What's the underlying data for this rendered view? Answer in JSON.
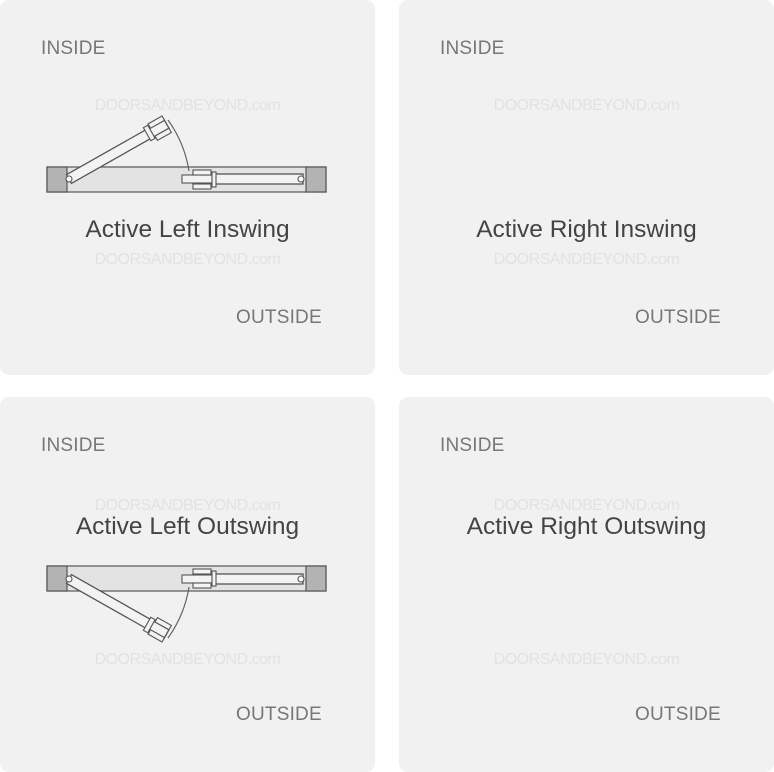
{
  "watermark": "DOORSANDBEYOND.com",
  "panels": [
    {
      "inside": "INSIDE",
      "outside": "OUTSIDE",
      "title": "Active Left Inswing"
    },
    {
      "inside": "INSIDE",
      "outside": "OUTSIDE",
      "title": "Active Right Inswing"
    },
    {
      "inside": "INSIDE",
      "outside": "OUTSIDE",
      "title": "Active Left Outswing"
    },
    {
      "inside": "INSIDE",
      "outside": "OUTSIDE",
      "title": "Active Right Outswing"
    }
  ]
}
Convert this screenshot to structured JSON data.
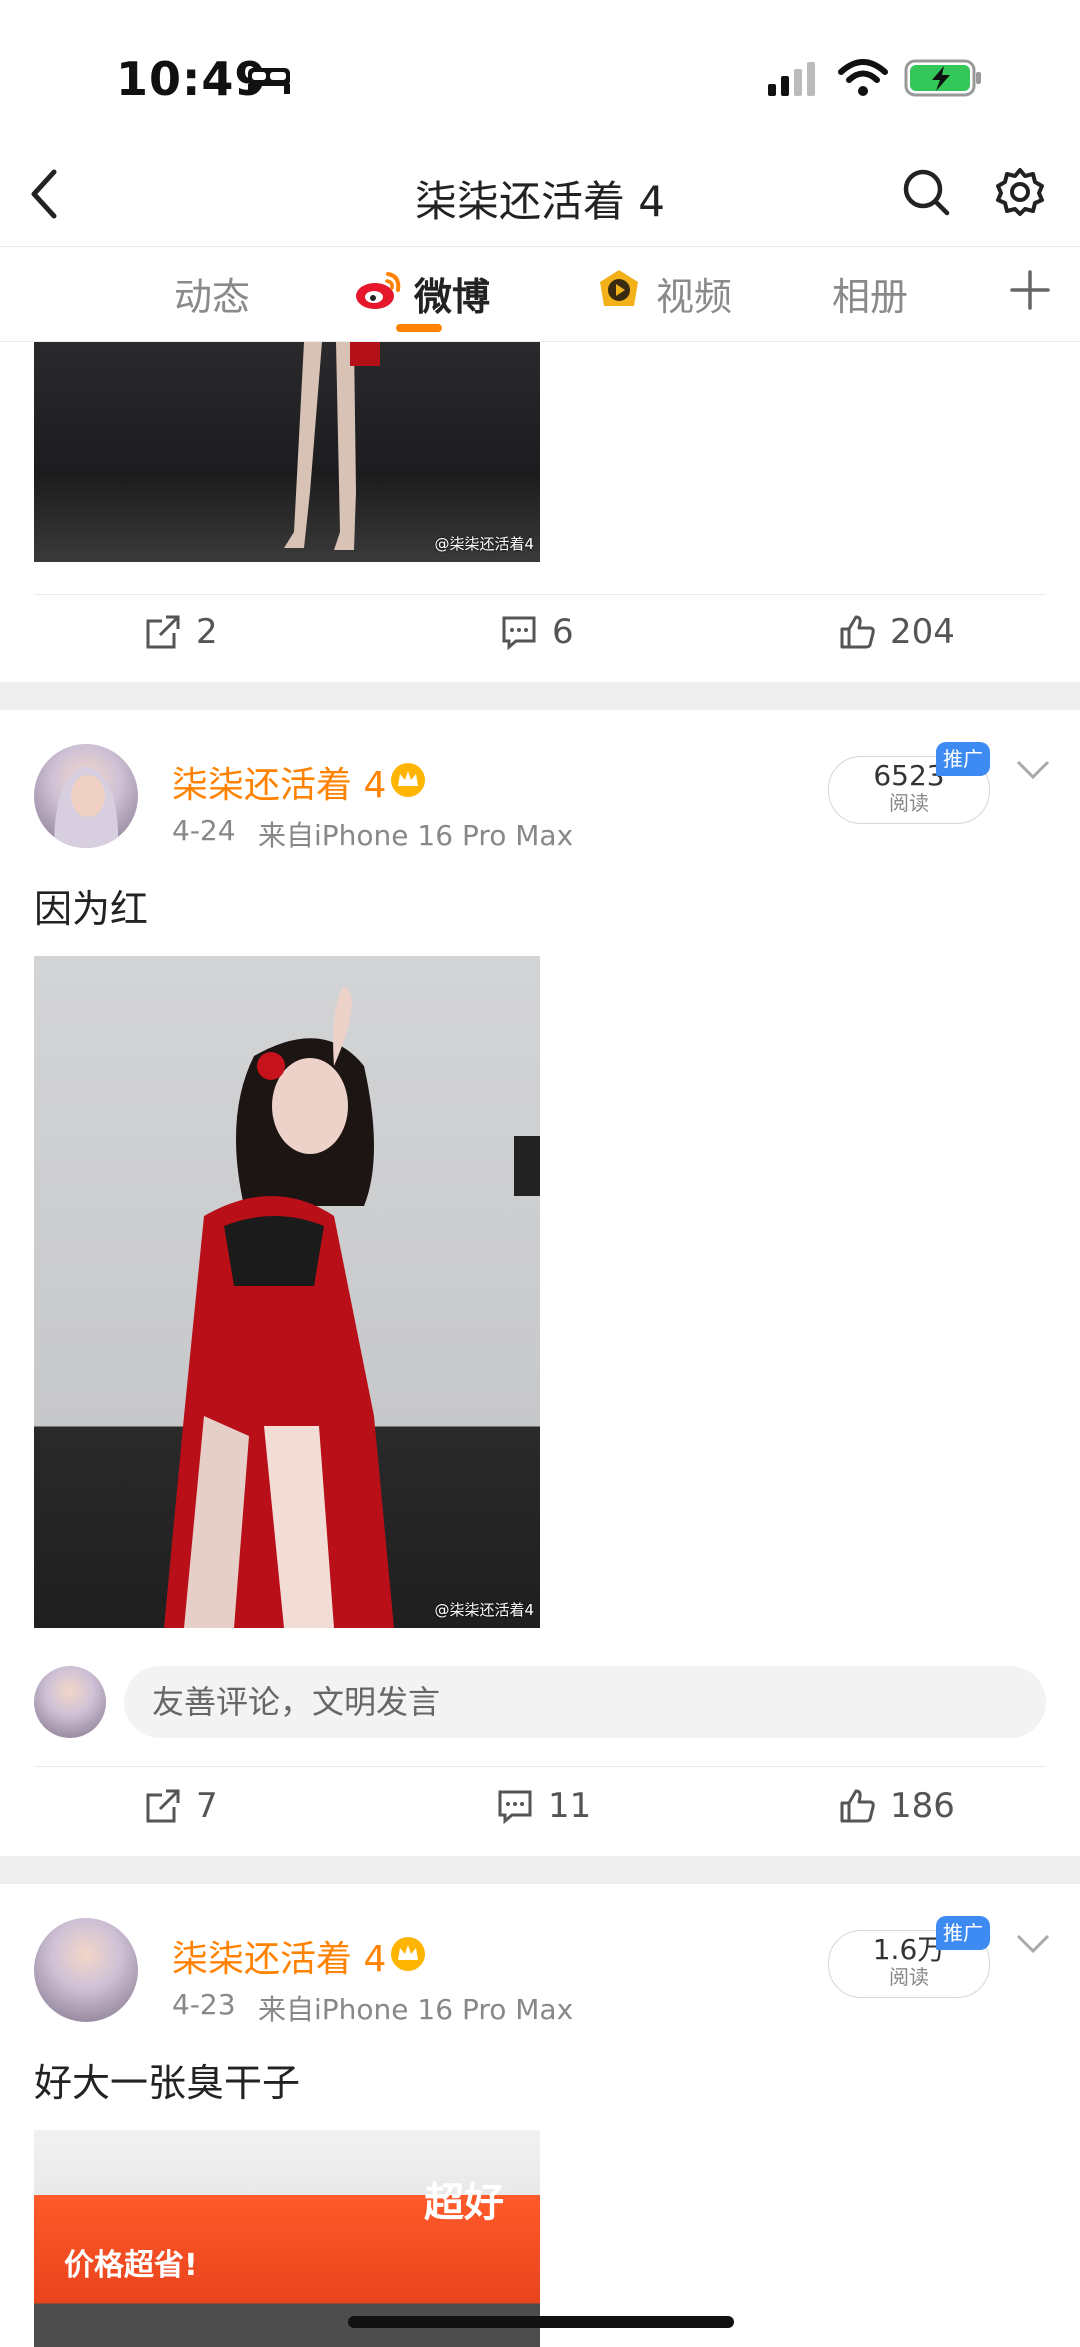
== == ==
-- TASK PROMPT --
All of the material above is to be copied exactly, except for its images.

-- REPLY TO THE EXERCISE --
What's the underlying data for this rendered view? Answer in JSON.
{
  "watermark": "DOORSANDBEYOND.com",
  "panels": [
    {
      "inside": "INSIDE",
      "outside": "OUTSIDE",
      "title": "Active Left Inswing"
    },
    {
      "inside": "INSIDE",
      "outside": "OUTSIDE",
      "title": "Active Right Inswing"
    },
    {
      "inside": "INSIDE",
      "outside": "OUTSIDE",
      "title": "Active Left Outswing"
    },
    {
      "inside": "INSIDE",
      "outside": "OUTSIDE",
      "title": "Active Right Outswing"
    }
  ]
}
Convert this screenshot to structured JSON data.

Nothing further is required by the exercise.